● To be done: Copy every line of the entries that includes the word "requestUrl".

* * *

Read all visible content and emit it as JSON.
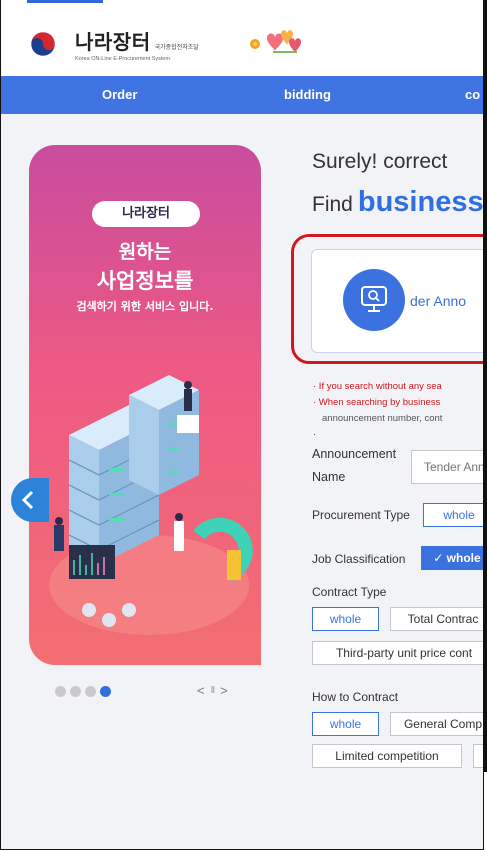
{
  "header": {
    "logo_ko": "나라장터",
    "logo_ko_small": "국가종합전자조달",
    "logo_en": "Korea ON-Line E-Procurement System"
  },
  "nav": {
    "items": [
      "Order",
      "bidding",
      "co"
    ]
  },
  "banner": {
    "pill": "나라장터",
    "line1": "원하는",
    "line2": "사업정보를",
    "line3": "검색하기 위한 서비스 입니다.",
    "dots_total": 4,
    "dots_active": 4,
    "pager_prev": "<",
    "pager_pause": "II",
    "pager_next": ">"
  },
  "search": {
    "headline1": "Surely! correct",
    "headline2_prefix": "Find",
    "headline2_highlight": "business",
    "card_label": "der Anno",
    "note1": "· If you search without any sea",
    "note2": "· When searching by business",
    "note3": "announcement number, cont",
    "note4": "·",
    "announcement_label_1": "Announcement",
    "announcement_label_2": "Name",
    "announcement_placeholder": "Tender Ann",
    "procurement_type_label": "Procurement Type",
    "procurement_type_value": "whole",
    "job_classification_label": "Job Classification",
    "job_classification_value": "✓ whole",
    "contract_type_label": "Contract Type",
    "contract_type_options": [
      "whole",
      "Total Contrac",
      "Third-party unit price cont"
    ],
    "how_to_contract_label": "How to Contract",
    "how_to_contract_options": [
      "whole",
      "General Comp",
      "Limited competition"
    ]
  },
  "colors": {
    "accent": "#3f74e2",
    "highlight_red": "#d3171e",
    "banner_pink": "#ee5a83"
  }
}
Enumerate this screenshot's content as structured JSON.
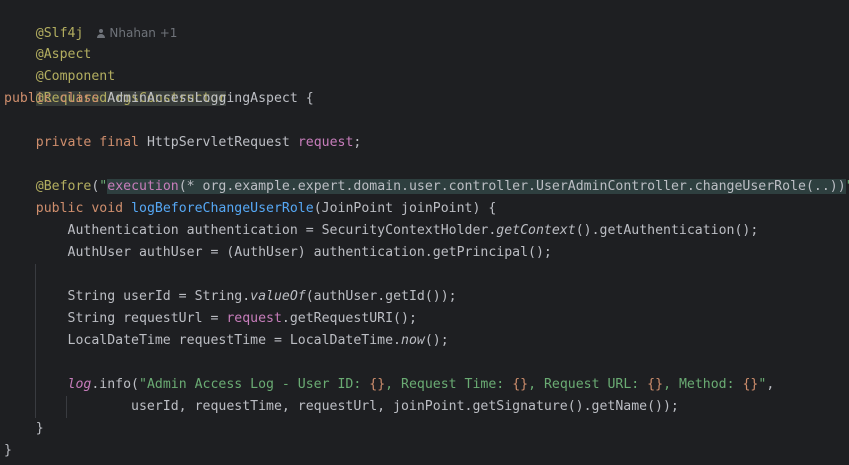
{
  "author_hint": {
    "icon": "person-icon",
    "text": "Nhahan +1"
  },
  "code": {
    "l1": {
      "slf4j": "@Slf4j"
    },
    "l2": {
      "aspect": "@Aspect"
    },
    "l3": {
      "component": "@Component"
    },
    "l4": {
      "required_args": "@RequiredArgsConstructor"
    },
    "l5": {
      "public": "public",
      "class": "class",
      "name": "AdminAccessLoggingAspect",
      "brace": "{"
    },
    "l6": {
      "private": "private",
      "final": "final",
      "type": "HttpServletRequest",
      "field": "request",
      "semi": ";"
    },
    "l7": {
      "before": "@Before",
      "open": "(",
      "q1": "\"",
      "execution": "execution",
      "expr": "(* org.example.expert.domain.user.controller.UserAdminController.changeUserRole(..))",
      "q2": "\"",
      "close": ")"
    },
    "l8": {
      "public": "public",
      "void": "void",
      "method": "logBeforeChangeUserRole",
      "params": "(JoinPoint joinPoint) {"
    },
    "l9": {
      "pre": "Authentication authentication = SecurityContextHolder.",
      "get_context": "getContext",
      "post": "().getAuthentication();"
    },
    "l10": {
      "text": "AuthUser authUser = (AuthUser) authentication.getPrincipal();"
    },
    "l11": {
      "pre": "String userId = String.",
      "value_of": "valueOf",
      "post": "(authUser.getId());"
    },
    "l12": {
      "pre": "String requestUrl = ",
      "request": "request",
      "post": ".getRequestURI();"
    },
    "l13": {
      "pre": "LocalDateTime requestTime = LocalDateTime.",
      "now": "now",
      "post": "();"
    },
    "l14": {
      "log": "log",
      "info": ".info(",
      "s1": "\"Admin Access Log - User ID: ",
      "p1": "{}",
      "s2": ", Request Time: ",
      "p2": "{}",
      "s3": ", Request URL: ",
      "p3": "{}",
      "s4": ", Method: ",
      "p4": "{}",
      "s5": "\"",
      "comma": ","
    },
    "l15": {
      "text": "userId, requestTime, requestUrl, joinPoint.getSignature().getName());"
    },
    "l16": {
      "text": "}"
    },
    "l17": {
      "text": "}"
    }
  },
  "colors": {
    "background": "#1e1f22",
    "default_text": "#bcbec4",
    "annotation": "#b3ae60",
    "keyword": "#cf8e6d",
    "field": "#c77dbb",
    "string": "#6aab73",
    "method_decl": "#56a8f5",
    "hint": "#6f737a"
  }
}
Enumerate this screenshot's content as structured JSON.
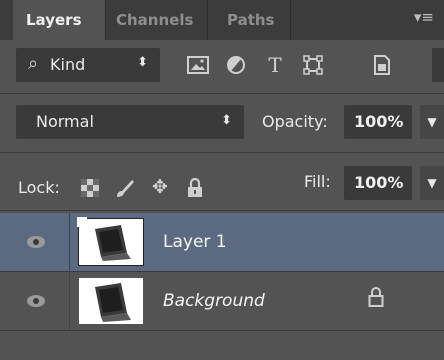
{
  "tabs": [
    "Layers",
    "Channels",
    "Paths"
  ],
  "panel_menu_icon": "panel-menu-icon",
  "filter": {
    "kind_label": "Kind",
    "icons": [
      "pixel-filter-icon",
      "adjustment-filter-icon",
      "type-filter-icon",
      "shape-filter-icon",
      "smart-object-filter-icon"
    ]
  },
  "blend": {
    "mode": "Normal"
  },
  "opacity": {
    "label": "Opacity:",
    "value": "100%"
  },
  "lock": {
    "label": "Lock:",
    "icons": [
      "lock-transparent-pixels-icon",
      "lock-image-pixels-icon",
      "lock-position-icon",
      "lock-all-icon"
    ]
  },
  "fill": {
    "label": "Fill:",
    "value": "100%"
  },
  "layers": [
    {
      "name": "Layer 1",
      "selected": true,
      "locked": false
    },
    {
      "name": "Background",
      "selected": false,
      "locked": true
    }
  ],
  "colors": {
    "panel_bg": "#535353",
    "selected_row": "#5b6a80",
    "field_bg": "#3a3a3a",
    "tabbar_bg": "#3c3c3c"
  }
}
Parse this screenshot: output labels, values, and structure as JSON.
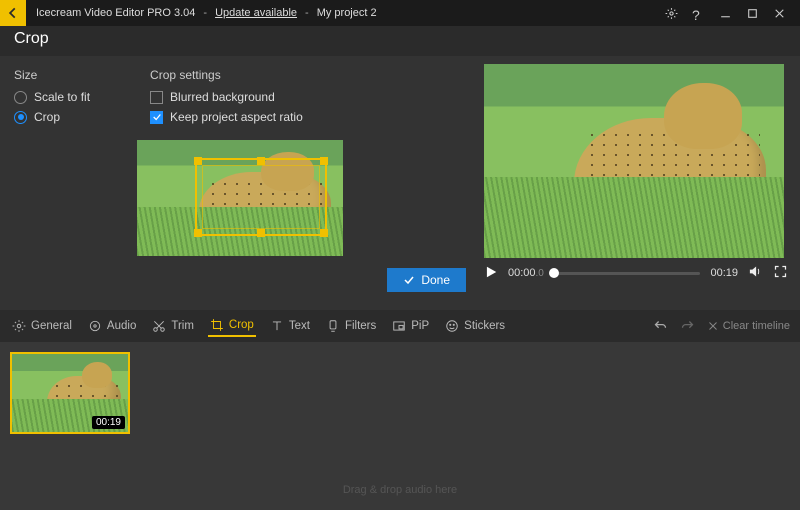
{
  "titlebar": {
    "app_title": "Icecream Video Editor PRO 3.04",
    "update_text": "Update available",
    "project_name": "My project 2",
    "sep": "-"
  },
  "header": {
    "title": "Crop"
  },
  "size_panel": {
    "heading": "Size",
    "opt_scale": "Scale to fit",
    "opt_crop": "Crop"
  },
  "settings_panel": {
    "heading": "Crop settings",
    "opt_blurred": "Blurred background",
    "opt_aspect": "Keep project aspect ratio"
  },
  "buttons": {
    "done": "Done"
  },
  "playback": {
    "current": "00:00",
    "current_frac": ".0",
    "duration": "00:19"
  },
  "tabs": {
    "general": "General",
    "audio": "Audio",
    "trim": "Trim",
    "crop": "Crop",
    "text": "Text",
    "filters": "Filters",
    "pip": "PiP",
    "stickers": "Stickers",
    "clear": "Clear timeline"
  },
  "timeline": {
    "clip_duration": "00:19",
    "audio_hint": "Drag & drop audio here"
  }
}
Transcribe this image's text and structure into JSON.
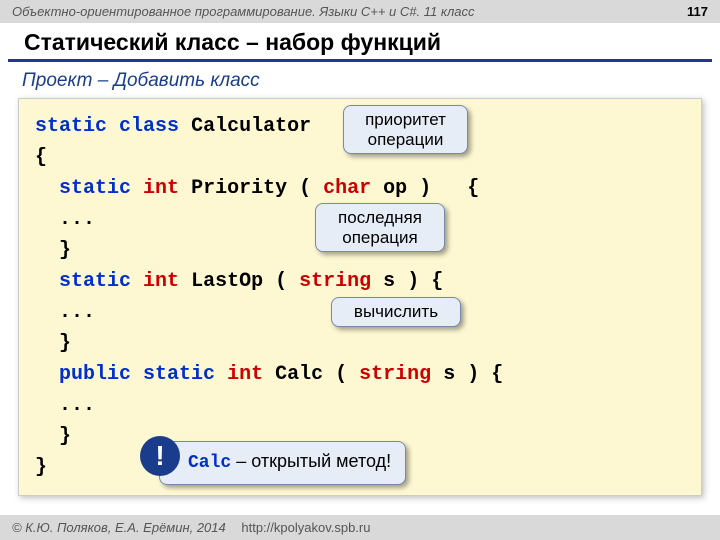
{
  "header": {
    "course": "Объектно-ориентированное программирование. Языки C++ и C#. 11 класс",
    "page": "117"
  },
  "title": "Статический класс – набор функций",
  "subtitle": "Проект – Добавить класс",
  "code": {
    "l1_kw1": "static",
    "l1_kw2": "class",
    "l1_name": "Calculator",
    "brace_open": "{",
    "l2_kw1": "static",
    "l2_type": "int",
    "l2_name": "Priority",
    "l2_paren1": "(",
    "l2_argkw": "char",
    "l2_arg": "op",
    "l2_paren2": ")",
    "l2_brace": "{",
    "dots": "...",
    "brace_close": "}",
    "l3_kw1": "static",
    "l3_type": "int",
    "l3_name": "LastOp",
    "l3_paren1": "(",
    "l3_argkw": "string",
    "l3_arg": "s",
    "l3_paren2": ")",
    "l3_brace": "{",
    "l4_kw0": "public",
    "l4_kw1": "static",
    "l4_type": "int",
    "l4_name": "Calc",
    "l4_paren1": "(",
    "l4_argkw": "string",
    "l4_arg": "s",
    "l4_paren2": ")",
    "l4_brace": "{"
  },
  "callouts": {
    "c1": "приоритет операции",
    "c2": "последняя операция",
    "c3": "вычислить"
  },
  "note": {
    "calc": "Calc",
    "rest": " – открытый метод!"
  },
  "bang": "!",
  "footer": {
    "authors": "© К.Ю. Поляков, Е.А. Ерёмин, 2014",
    "url": "http://kpolyakov.spb.ru"
  }
}
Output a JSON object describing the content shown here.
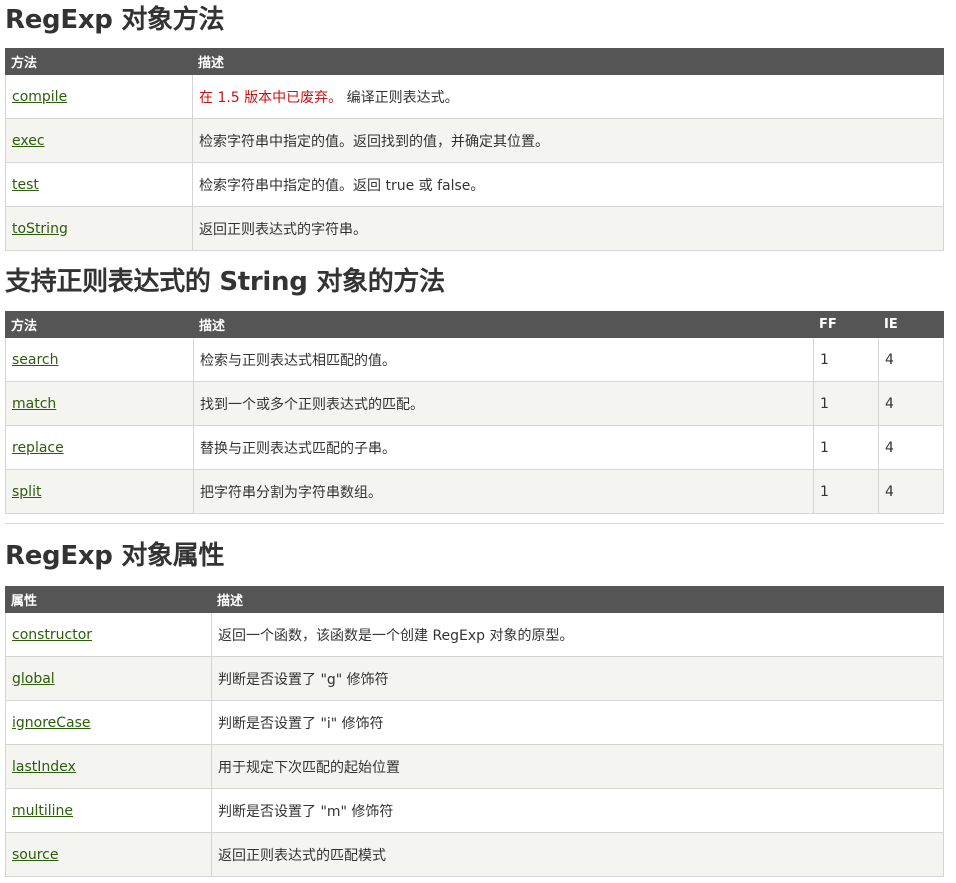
{
  "sections": [
    {
      "title": "RegExp 对象方法",
      "headers": [
        "方法",
        "描述"
      ],
      "rows": [
        {
          "name": "compile",
          "desc_deprecated": "在 1.5 版本中已废弃。",
          "desc": "编译正则表达式。"
        },
        {
          "name": "exec",
          "desc": "检索字符串中指定的值。返回找到的值，并确定其位置。"
        },
        {
          "name": "test",
          "desc": "检索字符串中指定的值。返回 true 或 false。"
        },
        {
          "name": "toString",
          "desc": "返回正则表达式的字符串。"
        }
      ]
    },
    {
      "title": "支持正则表达式的 String 对象的方法",
      "headers": [
        "方法",
        "描述",
        "FF",
        "IE"
      ],
      "rows": [
        {
          "name": "search",
          "desc": "检索与正则表达式相匹配的值。",
          "ff": "1",
          "ie": "4"
        },
        {
          "name": "match",
          "desc": "找到一个或多个正则表达式的匹配。",
          "ff": "1",
          "ie": "4"
        },
        {
          "name": "replace",
          "desc": "替换与正则表达式匹配的子串。",
          "ff": "1",
          "ie": "4"
        },
        {
          "name": "split",
          "desc": "把字符串分割为字符串数组。",
          "ff": "1",
          "ie": "4"
        }
      ]
    },
    {
      "title": "RegExp 对象属性",
      "headers": [
        "属性",
        "描述"
      ],
      "rows": [
        {
          "name": "constructor",
          "desc": "返回一个函数，该函数是一个创建 RegExp 对象的原型。"
        },
        {
          "name": "global",
          "desc": "判断是否设置了 \"g\" 修饰符"
        },
        {
          "name": "ignoreCase",
          "desc": "判断是否设置了 \"i\" 修饰符"
        },
        {
          "name": "lastIndex",
          "desc": "用于规定下次匹配的起始位置"
        },
        {
          "name": "multiline",
          "desc": "判断是否设置了 \"m\" 修饰符"
        },
        {
          "name": "source",
          "desc": "返回正则表达式的匹配模式"
        }
      ]
    }
  ]
}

* * *

● Response to the task:
      "pre": "String requestUrl = ",
      "text": "userId, requestTime, requestUrl, joinPoint.getSignature().getName());"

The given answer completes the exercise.